-- BEGIN Information supplied --

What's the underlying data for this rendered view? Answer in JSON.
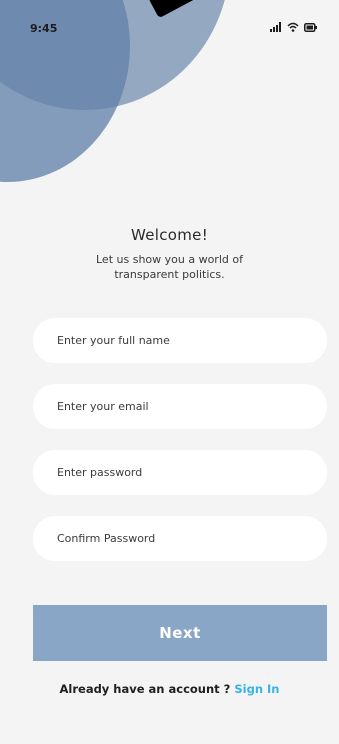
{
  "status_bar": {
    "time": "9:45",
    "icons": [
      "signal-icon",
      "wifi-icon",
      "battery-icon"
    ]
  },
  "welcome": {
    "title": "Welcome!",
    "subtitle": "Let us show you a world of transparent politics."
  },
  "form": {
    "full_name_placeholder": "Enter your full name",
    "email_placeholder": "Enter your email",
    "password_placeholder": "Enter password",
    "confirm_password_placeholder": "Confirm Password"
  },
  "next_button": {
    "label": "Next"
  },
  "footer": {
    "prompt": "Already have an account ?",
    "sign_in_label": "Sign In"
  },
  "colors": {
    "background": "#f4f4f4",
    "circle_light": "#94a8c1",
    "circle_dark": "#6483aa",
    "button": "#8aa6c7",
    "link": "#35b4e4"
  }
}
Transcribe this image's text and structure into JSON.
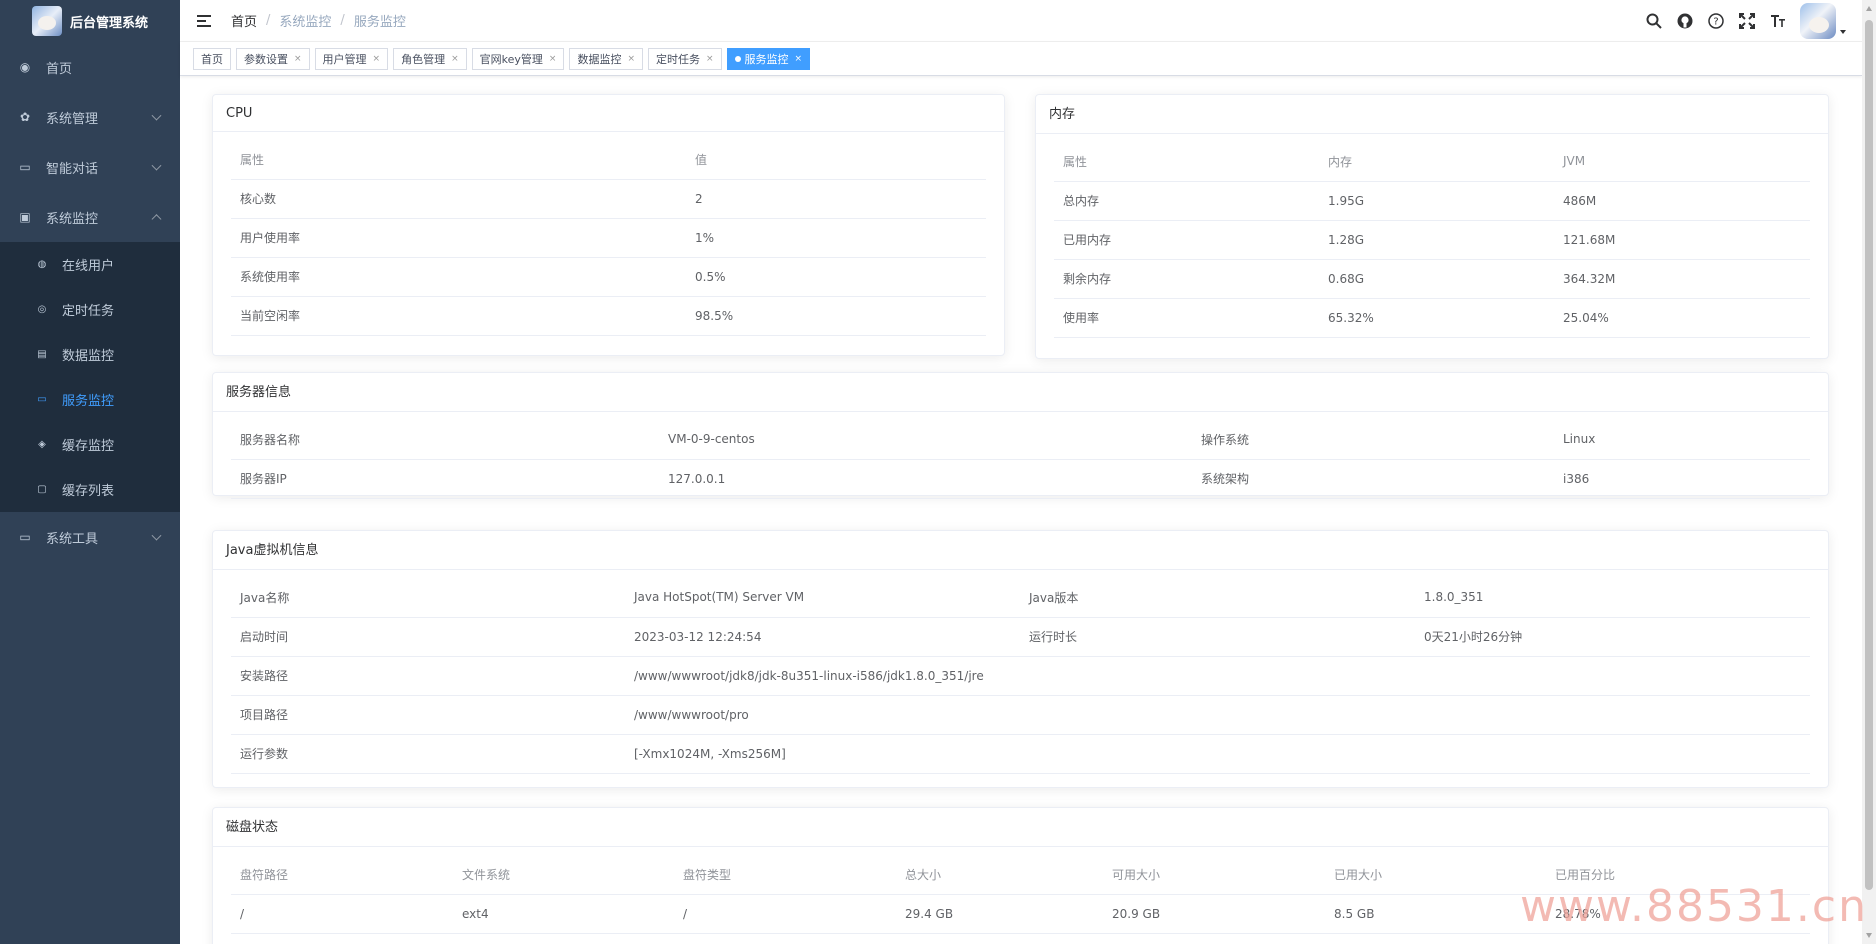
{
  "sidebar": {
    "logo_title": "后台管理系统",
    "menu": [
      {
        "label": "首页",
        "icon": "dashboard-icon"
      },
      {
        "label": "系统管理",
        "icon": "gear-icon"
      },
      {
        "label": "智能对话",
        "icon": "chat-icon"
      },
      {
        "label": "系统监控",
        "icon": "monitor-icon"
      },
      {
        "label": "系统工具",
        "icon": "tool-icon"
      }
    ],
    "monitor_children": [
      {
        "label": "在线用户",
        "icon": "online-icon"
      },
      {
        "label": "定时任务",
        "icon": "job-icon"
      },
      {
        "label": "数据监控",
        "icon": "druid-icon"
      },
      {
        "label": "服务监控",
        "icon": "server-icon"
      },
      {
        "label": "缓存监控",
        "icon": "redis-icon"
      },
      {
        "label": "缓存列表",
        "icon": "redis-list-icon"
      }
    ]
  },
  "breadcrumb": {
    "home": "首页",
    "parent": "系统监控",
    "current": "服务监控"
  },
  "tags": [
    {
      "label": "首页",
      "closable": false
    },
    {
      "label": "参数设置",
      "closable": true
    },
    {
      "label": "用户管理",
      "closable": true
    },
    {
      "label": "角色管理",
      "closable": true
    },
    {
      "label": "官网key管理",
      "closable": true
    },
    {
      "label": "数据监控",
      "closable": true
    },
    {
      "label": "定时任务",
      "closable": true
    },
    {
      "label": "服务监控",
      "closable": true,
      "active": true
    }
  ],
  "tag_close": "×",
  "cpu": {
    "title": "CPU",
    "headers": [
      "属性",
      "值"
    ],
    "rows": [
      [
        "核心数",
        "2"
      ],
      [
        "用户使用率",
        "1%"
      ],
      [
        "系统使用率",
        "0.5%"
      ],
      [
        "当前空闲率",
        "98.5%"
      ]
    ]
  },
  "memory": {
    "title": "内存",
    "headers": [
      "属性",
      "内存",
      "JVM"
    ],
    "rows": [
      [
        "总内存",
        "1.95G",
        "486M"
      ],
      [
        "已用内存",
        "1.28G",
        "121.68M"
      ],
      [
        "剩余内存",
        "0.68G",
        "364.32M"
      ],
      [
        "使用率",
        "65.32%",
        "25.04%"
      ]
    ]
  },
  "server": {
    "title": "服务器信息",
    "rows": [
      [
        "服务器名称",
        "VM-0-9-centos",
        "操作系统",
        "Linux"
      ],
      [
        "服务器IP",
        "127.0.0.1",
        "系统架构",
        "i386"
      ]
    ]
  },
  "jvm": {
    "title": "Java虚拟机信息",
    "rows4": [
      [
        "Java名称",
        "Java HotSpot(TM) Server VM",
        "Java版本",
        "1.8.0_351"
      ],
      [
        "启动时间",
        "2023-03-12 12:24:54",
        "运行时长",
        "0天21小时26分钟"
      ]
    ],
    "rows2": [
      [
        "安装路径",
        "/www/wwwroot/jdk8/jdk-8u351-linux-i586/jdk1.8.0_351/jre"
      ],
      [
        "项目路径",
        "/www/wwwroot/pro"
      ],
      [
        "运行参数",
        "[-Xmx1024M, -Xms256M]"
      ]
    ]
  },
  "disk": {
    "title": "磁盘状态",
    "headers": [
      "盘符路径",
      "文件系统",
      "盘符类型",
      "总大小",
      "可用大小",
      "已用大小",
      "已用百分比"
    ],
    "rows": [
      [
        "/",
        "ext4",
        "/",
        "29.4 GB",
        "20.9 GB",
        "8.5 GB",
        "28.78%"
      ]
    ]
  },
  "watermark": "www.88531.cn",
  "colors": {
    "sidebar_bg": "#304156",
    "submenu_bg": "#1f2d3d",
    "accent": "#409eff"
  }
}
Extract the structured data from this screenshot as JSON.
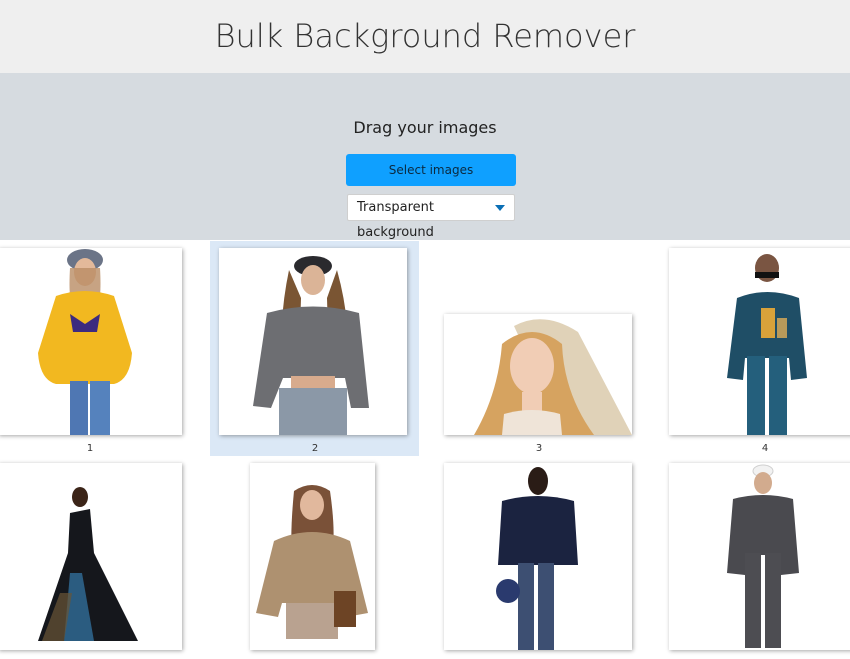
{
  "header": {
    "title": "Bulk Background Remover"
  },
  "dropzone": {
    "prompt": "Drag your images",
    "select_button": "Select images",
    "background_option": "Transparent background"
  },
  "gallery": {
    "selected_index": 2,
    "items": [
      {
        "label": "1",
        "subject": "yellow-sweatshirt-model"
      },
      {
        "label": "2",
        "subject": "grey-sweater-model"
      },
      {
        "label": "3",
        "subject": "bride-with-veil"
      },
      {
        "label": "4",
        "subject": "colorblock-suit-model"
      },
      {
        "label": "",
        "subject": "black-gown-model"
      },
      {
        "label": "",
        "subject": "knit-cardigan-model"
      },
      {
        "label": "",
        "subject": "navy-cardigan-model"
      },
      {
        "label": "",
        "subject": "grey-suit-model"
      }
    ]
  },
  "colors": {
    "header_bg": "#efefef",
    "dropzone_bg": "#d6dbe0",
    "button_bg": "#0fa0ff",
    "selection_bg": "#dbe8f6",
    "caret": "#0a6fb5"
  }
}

-- END Information supplied --

- _Your objective_: Leave out the pictures and transcribe the entries above exactly.

- _Task solution_:
What's the underlying data for this rendered view? Answer in JSON.
{
  "status_bar": {
    "time": "9:45",
    "icons": [
      "signal-icon",
      "wifi-icon",
      "battery-icon"
    ]
  },
  "welcome": {
    "title": "Welcome!",
    "subtitle": "Let us show you a world of transparent politics."
  },
  "form": {
    "full_name_placeholder": "Enter your full name",
    "email_placeholder": "Enter your email",
    "password_placeholder": "Enter password",
    "confirm_password_placeholder": "Confirm Password"
  },
  "next_button": {
    "label": "Next"
  },
  "footer": {
    "prompt": "Already have an account ?",
    "sign_in_label": "Sign In"
  },
  "colors": {
    "background": "#f4f4f4",
    "circle_light": "#94a8c1",
    "circle_dark": "#6483aa",
    "button": "#8aa6c7",
    "link": "#35b4e4"
  }
}
Transcribe this image's text and structure into JSON.
{
  "sidebar": {
    "logo_title": "后台管理系统",
    "menu": [
      {
        "label": "首页",
        "icon": "dashboard-icon"
      },
      {
        "label": "系统管理",
        "icon": "gear-icon"
      },
      {
        "label": "智能对话",
        "icon": "chat-icon"
      },
      {
        "label": "系统监控",
        "icon": "monitor-icon"
      },
      {
        "label": "系统工具",
        "icon": "tool-icon"
      }
    ],
    "monitor_children": [
      {
        "label": "在线用户",
        "icon": "online-icon"
      },
      {
        "label": "定时任务",
        "icon": "job-icon"
      },
      {
        "label": "数据监控",
        "icon": "druid-icon"
      },
      {
        "label": "服务监控",
        "icon": "server-icon"
      },
      {
        "label": "缓存监控",
        "icon": "redis-icon"
      },
      {
        "label": "缓存列表",
        "icon": "redis-list-icon"
      }
    ]
  },
  "breadcrumb": {
    "home": "首页",
    "parent": "系统监控",
    "current": "服务监控"
  },
  "tags": [
    {
      "label": "首页",
      "closable": false
    },
    {
      "label": "参数设置",
      "closable": true
    },
    {
      "label": "用户管理",
      "closable": true
    },
    {
      "label": "角色管理",
      "closable": true
    },
    {
      "label": "官网key管理",
      "closable": true
    },
    {
      "label": "数据监控",
      "closable": true
    },
    {
      "label": "定时任务",
      "closable": true
    },
    {
      "label": "服务监控",
      "closable": true,
      "active": true
    }
  ],
  "tag_close": "×",
  "cpu": {
    "title": "CPU",
    "headers": [
      "属性",
      "值"
    ],
    "rows": [
      [
        "核心数",
        "2"
      ],
      [
        "用户使用率",
        "1%"
      ],
      [
        "系统使用率",
        "0.5%"
      ],
      [
        "当前空闲率",
        "98.5%"
      ]
    ]
  },
  "memory": {
    "title": "内存",
    "headers": [
      "属性",
      "内存",
      "JVM"
    ],
    "rows": [
      [
        "总内存",
        "1.95G",
        "486M"
      ],
      [
        "已用内存",
        "1.28G",
        "121.68M"
      ],
      [
        "剩余内存",
        "0.68G",
        "364.32M"
      ],
      [
        "使用率",
        "65.32%",
        "25.04%"
      ]
    ]
  },
  "server": {
    "title": "服务器信息",
    "rows": [
      [
        "服务器名称",
        "VM-0-9-centos",
        "操作系统",
        "Linux"
      ],
      [
        "服务器IP",
        "127.0.0.1",
        "系统架构",
        "i386"
      ]
    ]
  },
  "jvm": {
    "title": "Java虚拟机信息",
    "rows4": [
      [
        "Java名称",
        "Java HotSpot(TM) Server VM",
        "Java版本",
        "1.8.0_351"
      ],
      [
        "启动时间",
        "2023-03-12 12:24:54",
        "运行时长",
        "0天21小时26分钟"
      ]
    ],
    "rows2": [
      [
        "安装路径",
        "/www/wwwroot/jdk8/jdk-8u351-linux-i586/jdk1.8.0_351/jre"
      ],
      [
        "项目路径",
        "/www/wwwroot/pro"
      ],
      [
        "运行参数",
        "[-Xmx1024M, -Xms256M]"
      ]
    ]
  },
  "disk": {
    "title": "磁盘状态",
    "headers": [
      "盘符路径",
      "文件系统",
      "盘符类型",
      "总大小",
      "可用大小",
      "已用大小",
      "已用百分比"
    ],
    "rows": [
      [
        "/",
        "ext4",
        "/",
        "29.4 GB",
        "20.9 GB",
        "8.5 GB",
        "28.78%"
      ]
    ]
  },
  "watermark": "www.88531.cn",
  "colors": {
    "sidebar_bg": "#304156",
    "submenu_bg": "#1f2d3d",
    "accent": "#409eff"
  }
}
Extract the structured data from this screenshot as JSON.
{
  "header": {
    "title": "Bulk Background Remover"
  },
  "dropzone": {
    "prompt": "Drag your images",
    "select_button": "Select images",
    "background_option": "Transparent background"
  },
  "gallery": {
    "selected_index": 2,
    "items": [
      {
        "label": "1",
        "subject": "yellow-sweatshirt-model"
      },
      {
        "label": "2",
        "subject": "grey-sweater-model"
      },
      {
        "label": "3",
        "subject": "bride-with-veil"
      },
      {
        "label": "4",
        "subject": "colorblock-suit-model"
      },
      {
        "label": "",
        "subject": "black-gown-model"
      },
      {
        "label": "",
        "subject": "knit-cardigan-model"
      },
      {
        "label": "",
        "subject": "navy-cardigan-model"
      },
      {
        "label": "",
        "subject": "grey-suit-model"
      }
    ]
  },
  "colors": {
    "header_bg": "#efefef",
    "dropzone_bg": "#d6dbe0",
    "button_bg": "#0fa0ff",
    "selection_bg": "#dbe8f6",
    "caret": "#0a6fb5"
  }
}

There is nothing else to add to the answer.